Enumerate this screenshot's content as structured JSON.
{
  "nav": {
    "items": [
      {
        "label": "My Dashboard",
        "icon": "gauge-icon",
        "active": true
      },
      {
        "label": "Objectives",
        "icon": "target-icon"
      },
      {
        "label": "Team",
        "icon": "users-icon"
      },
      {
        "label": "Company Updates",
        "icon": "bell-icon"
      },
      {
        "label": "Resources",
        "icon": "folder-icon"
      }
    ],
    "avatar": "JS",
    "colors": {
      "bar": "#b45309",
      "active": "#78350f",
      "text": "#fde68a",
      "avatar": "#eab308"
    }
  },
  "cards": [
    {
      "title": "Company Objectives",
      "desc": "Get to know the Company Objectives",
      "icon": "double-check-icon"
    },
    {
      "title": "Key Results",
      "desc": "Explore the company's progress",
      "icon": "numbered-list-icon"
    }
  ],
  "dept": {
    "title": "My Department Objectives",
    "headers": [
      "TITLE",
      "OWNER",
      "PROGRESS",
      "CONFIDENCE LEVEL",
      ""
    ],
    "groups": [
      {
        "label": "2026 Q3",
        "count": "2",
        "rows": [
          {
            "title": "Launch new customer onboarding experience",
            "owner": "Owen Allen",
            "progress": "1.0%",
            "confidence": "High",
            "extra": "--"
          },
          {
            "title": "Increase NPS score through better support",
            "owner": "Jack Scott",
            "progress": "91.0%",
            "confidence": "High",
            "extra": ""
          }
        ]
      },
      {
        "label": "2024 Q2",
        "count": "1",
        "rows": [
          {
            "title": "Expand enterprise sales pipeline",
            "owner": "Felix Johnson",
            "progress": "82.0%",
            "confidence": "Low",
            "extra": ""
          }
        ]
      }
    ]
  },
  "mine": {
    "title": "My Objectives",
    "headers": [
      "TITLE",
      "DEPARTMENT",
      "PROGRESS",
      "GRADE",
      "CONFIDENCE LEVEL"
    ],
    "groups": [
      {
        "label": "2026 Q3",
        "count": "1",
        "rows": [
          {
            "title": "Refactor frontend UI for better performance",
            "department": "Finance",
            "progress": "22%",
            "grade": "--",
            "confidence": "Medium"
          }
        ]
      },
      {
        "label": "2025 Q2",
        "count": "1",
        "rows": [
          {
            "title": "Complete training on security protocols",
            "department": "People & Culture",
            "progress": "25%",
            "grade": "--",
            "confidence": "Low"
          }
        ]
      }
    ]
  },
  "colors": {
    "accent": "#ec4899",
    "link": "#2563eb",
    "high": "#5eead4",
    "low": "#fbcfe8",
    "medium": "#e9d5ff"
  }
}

━━━━━━━━━━━━━━━━

Stated exercise -
Tally the lines of the listing above that include the word "Objectives". Answer with the number alone.

Response -
5